▶ _Directive_
For this exercise, copy out each line of the material below that includes "JSON".

▶ _Records to use_
******************************

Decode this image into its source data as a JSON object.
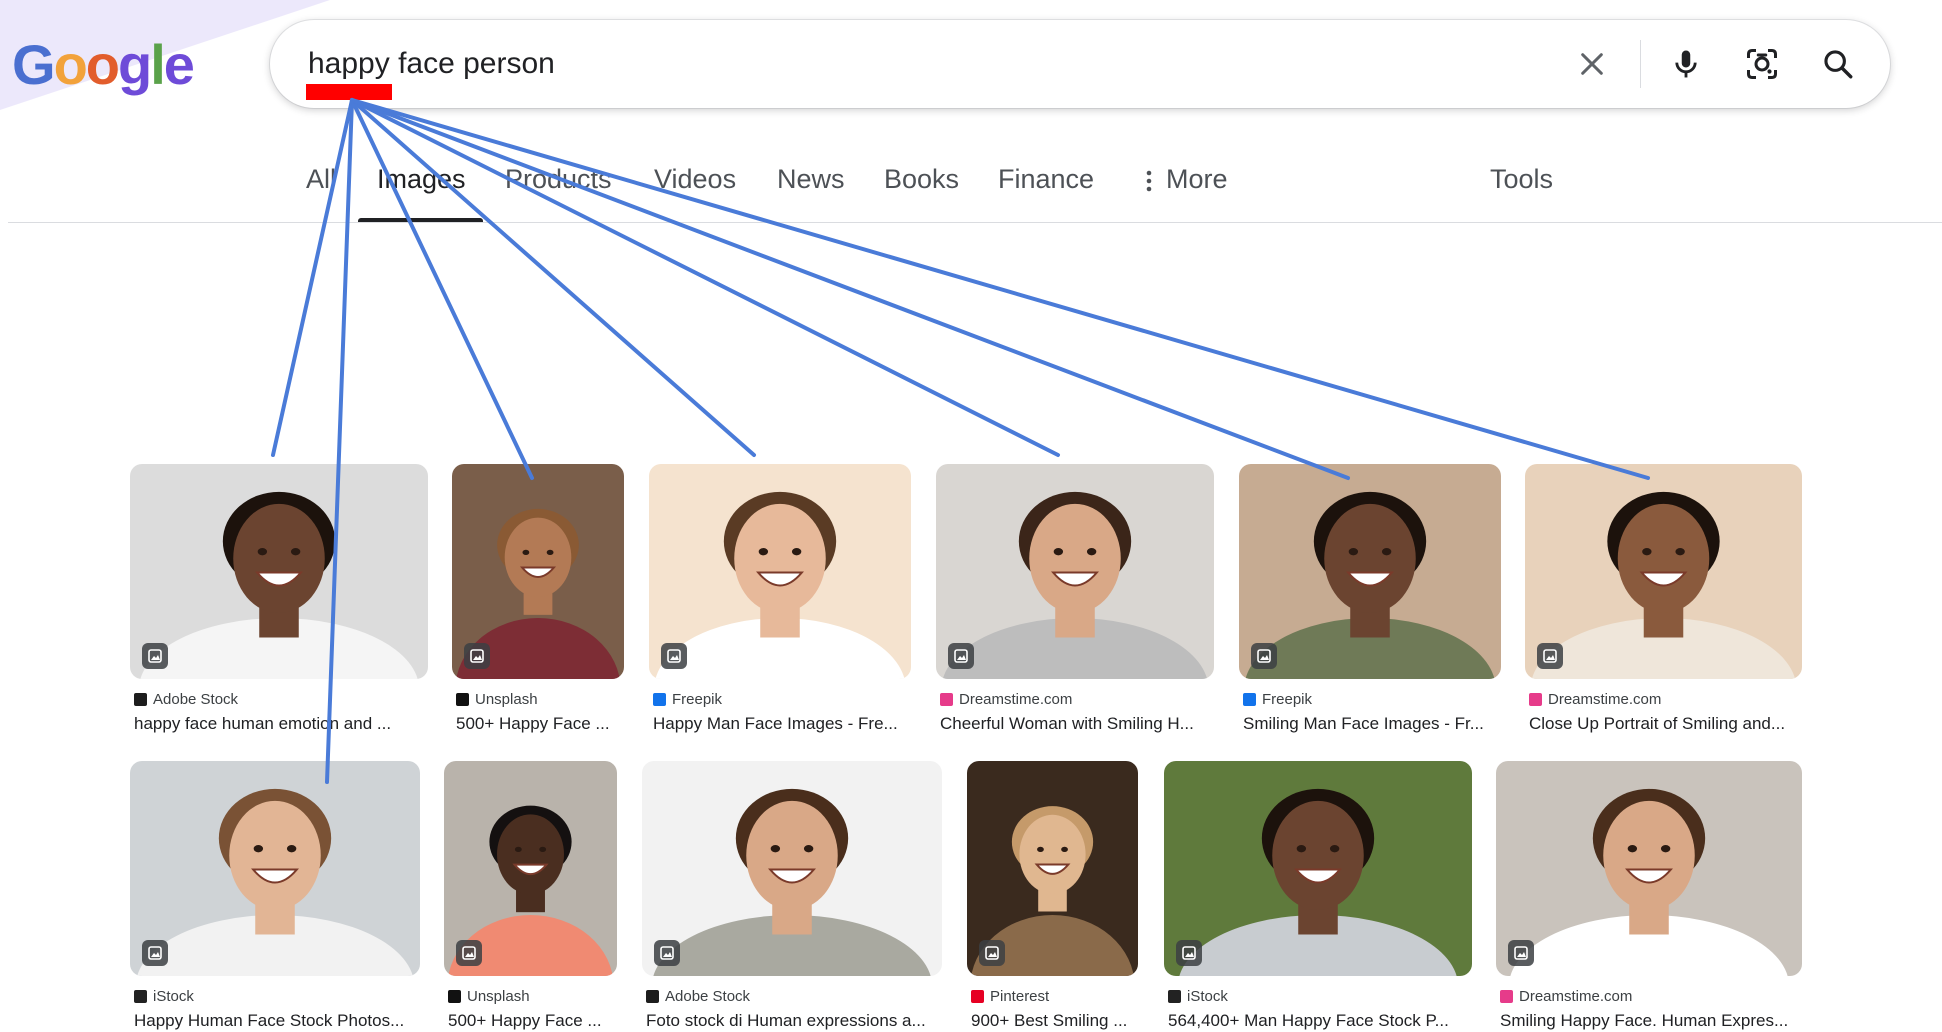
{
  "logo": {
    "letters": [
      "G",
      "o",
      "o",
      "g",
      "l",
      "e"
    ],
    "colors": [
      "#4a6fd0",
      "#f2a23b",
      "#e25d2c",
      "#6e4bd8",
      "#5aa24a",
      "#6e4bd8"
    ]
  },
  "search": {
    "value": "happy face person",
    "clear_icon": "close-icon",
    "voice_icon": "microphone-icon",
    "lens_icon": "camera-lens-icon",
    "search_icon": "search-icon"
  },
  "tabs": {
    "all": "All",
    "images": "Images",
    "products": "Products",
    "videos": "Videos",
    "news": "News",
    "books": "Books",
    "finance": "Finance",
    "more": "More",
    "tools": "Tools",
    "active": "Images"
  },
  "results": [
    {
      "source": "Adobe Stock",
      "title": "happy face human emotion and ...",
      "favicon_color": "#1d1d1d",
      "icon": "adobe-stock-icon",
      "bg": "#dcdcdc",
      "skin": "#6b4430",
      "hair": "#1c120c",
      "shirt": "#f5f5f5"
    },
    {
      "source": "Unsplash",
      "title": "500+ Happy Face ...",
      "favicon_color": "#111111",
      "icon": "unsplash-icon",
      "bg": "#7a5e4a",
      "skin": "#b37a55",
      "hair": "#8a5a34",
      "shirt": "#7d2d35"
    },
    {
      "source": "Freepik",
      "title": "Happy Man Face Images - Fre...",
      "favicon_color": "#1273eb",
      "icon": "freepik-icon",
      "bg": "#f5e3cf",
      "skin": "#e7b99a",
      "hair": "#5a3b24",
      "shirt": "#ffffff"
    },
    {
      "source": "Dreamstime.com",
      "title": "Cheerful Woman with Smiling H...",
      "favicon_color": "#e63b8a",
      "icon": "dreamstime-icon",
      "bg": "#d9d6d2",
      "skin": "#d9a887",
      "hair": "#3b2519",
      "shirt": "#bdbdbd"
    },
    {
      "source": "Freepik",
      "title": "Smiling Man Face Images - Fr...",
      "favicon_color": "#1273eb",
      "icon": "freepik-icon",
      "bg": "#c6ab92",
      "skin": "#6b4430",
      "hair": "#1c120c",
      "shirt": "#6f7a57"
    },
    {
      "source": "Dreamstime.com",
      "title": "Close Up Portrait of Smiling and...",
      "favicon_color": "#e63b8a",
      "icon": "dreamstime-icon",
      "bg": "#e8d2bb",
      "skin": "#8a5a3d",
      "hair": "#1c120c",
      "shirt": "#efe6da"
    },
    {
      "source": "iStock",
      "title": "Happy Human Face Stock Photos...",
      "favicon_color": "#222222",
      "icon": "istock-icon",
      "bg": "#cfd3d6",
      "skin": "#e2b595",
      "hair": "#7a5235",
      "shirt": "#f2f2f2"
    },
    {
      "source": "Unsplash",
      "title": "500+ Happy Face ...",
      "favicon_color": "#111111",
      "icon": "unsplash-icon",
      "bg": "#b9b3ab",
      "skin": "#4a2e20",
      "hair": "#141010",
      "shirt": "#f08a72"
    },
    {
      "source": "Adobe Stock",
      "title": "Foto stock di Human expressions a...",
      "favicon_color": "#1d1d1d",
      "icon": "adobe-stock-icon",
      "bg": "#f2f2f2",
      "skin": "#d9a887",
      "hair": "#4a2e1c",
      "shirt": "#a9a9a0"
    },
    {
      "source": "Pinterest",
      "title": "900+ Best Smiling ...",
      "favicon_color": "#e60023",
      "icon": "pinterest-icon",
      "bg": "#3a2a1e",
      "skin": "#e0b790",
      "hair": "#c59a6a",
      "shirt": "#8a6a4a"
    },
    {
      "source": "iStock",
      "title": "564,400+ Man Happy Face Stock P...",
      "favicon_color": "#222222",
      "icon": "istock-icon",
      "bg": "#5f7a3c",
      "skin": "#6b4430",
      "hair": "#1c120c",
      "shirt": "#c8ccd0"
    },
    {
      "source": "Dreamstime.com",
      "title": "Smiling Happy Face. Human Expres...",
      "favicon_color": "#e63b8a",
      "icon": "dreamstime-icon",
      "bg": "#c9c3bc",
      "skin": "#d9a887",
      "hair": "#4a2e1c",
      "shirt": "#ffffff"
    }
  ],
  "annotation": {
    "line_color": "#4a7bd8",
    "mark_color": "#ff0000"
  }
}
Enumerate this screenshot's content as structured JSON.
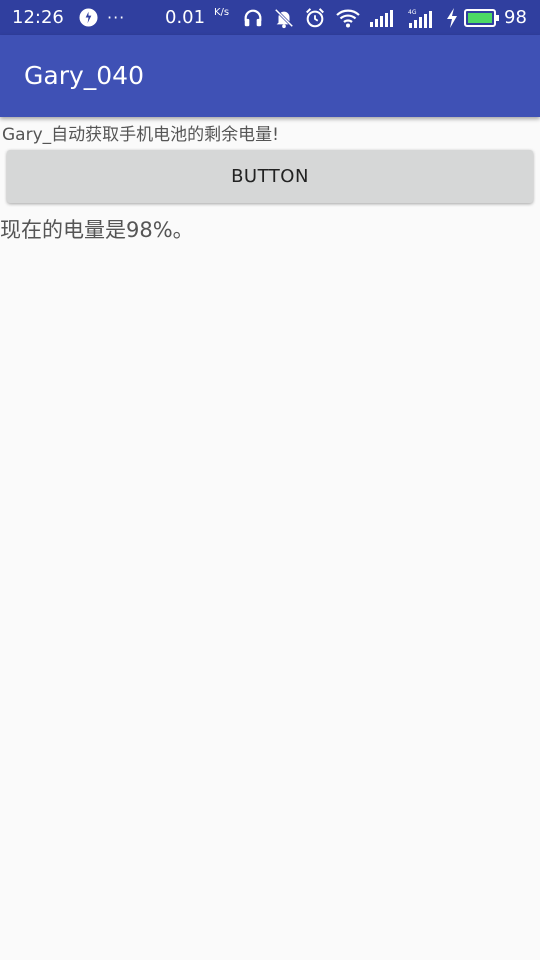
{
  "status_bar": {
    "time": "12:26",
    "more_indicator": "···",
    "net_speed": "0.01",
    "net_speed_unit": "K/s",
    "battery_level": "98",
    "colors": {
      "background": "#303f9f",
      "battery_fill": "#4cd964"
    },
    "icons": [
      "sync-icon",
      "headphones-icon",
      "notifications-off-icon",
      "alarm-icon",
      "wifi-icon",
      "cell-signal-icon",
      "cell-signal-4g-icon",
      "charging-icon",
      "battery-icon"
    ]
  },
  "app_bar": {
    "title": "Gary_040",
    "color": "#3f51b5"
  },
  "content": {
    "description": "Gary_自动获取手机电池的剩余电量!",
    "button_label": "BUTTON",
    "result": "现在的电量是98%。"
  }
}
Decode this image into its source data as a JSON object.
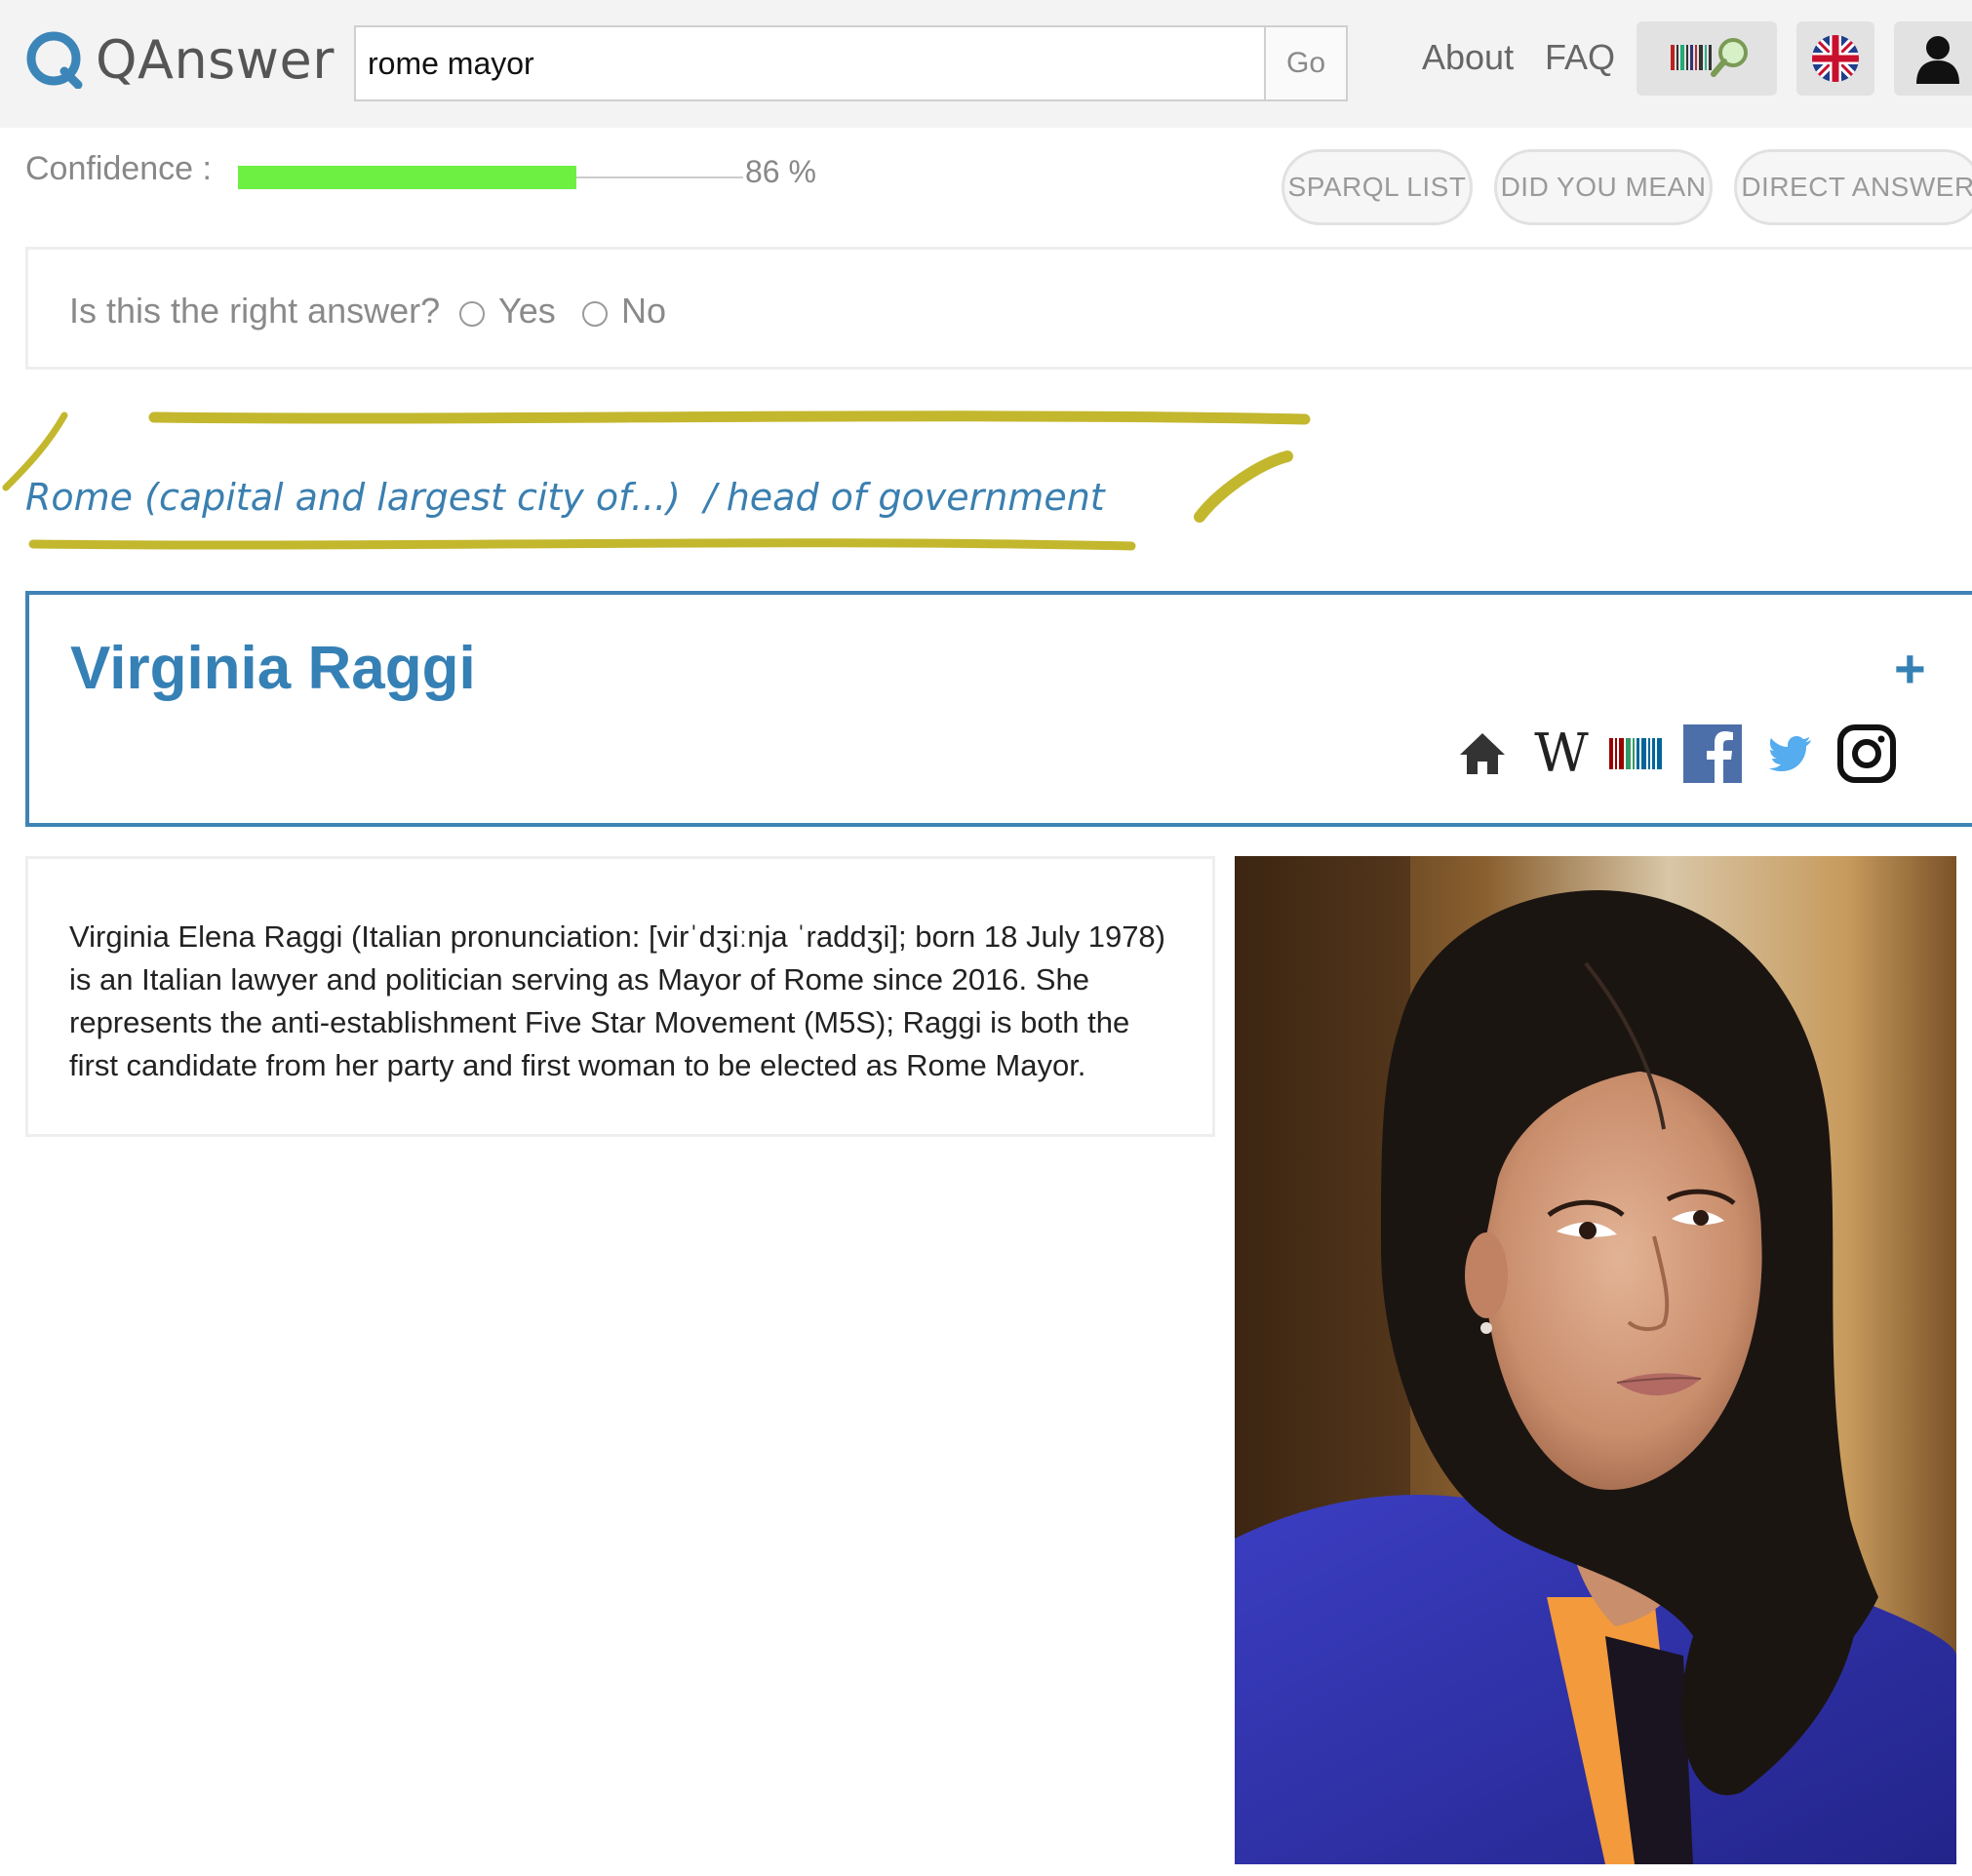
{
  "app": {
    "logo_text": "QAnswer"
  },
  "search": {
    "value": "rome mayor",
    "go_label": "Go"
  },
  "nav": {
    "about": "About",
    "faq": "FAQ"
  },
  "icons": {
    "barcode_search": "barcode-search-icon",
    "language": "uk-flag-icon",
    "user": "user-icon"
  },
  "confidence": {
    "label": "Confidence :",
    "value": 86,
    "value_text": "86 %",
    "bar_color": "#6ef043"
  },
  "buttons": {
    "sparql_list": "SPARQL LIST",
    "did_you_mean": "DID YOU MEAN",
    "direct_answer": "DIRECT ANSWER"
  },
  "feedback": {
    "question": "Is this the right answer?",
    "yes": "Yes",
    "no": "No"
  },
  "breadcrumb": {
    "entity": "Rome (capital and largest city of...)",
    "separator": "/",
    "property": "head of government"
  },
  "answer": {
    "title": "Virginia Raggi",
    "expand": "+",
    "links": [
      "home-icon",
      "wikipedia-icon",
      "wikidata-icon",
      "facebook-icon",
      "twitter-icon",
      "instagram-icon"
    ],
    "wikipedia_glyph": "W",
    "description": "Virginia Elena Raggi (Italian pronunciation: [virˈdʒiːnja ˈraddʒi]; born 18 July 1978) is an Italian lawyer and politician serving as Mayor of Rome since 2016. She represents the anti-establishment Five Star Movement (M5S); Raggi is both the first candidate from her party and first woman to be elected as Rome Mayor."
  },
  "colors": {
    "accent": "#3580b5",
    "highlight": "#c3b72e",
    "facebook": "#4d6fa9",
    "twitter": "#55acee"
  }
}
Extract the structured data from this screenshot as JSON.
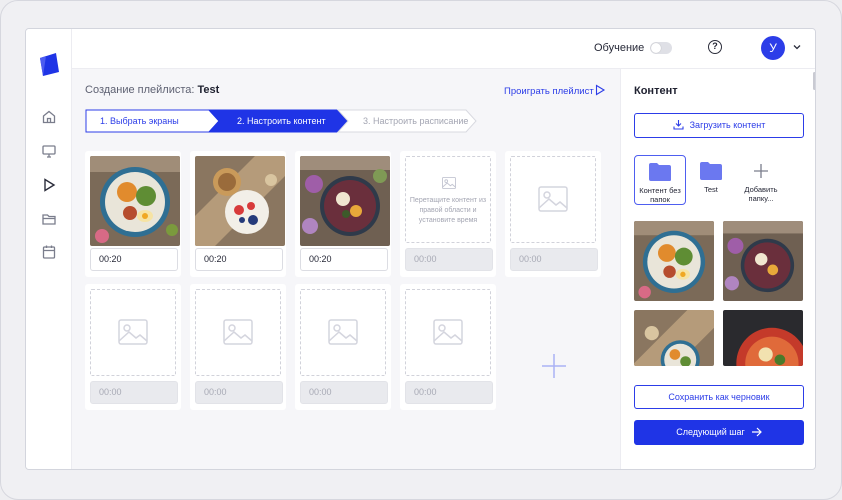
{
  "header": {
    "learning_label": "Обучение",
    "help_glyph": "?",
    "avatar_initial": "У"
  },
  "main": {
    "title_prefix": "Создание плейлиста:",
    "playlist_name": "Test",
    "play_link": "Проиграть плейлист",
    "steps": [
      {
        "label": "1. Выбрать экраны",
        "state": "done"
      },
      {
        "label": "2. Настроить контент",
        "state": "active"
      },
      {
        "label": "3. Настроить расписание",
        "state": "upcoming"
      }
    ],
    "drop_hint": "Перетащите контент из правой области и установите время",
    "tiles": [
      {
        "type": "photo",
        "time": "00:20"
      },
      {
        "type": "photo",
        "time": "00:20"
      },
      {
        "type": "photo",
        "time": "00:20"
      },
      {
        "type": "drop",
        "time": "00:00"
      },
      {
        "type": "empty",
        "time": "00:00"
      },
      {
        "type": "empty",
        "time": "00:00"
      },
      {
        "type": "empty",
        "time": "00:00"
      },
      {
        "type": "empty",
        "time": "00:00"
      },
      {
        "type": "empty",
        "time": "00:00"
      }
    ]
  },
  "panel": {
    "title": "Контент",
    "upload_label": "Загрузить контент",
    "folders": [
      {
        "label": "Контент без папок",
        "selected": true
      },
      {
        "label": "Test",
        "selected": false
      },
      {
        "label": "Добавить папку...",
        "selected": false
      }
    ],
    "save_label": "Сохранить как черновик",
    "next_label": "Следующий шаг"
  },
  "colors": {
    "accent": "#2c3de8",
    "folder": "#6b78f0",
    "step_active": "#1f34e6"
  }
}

******************************

▶ _Correct result_
Decode this image into its source data as a JSON object.
Enumerate this screenshot's content as structured JSON.
Decode this image into its source data as a JSON object.
Extract the structured data from this screenshot as JSON.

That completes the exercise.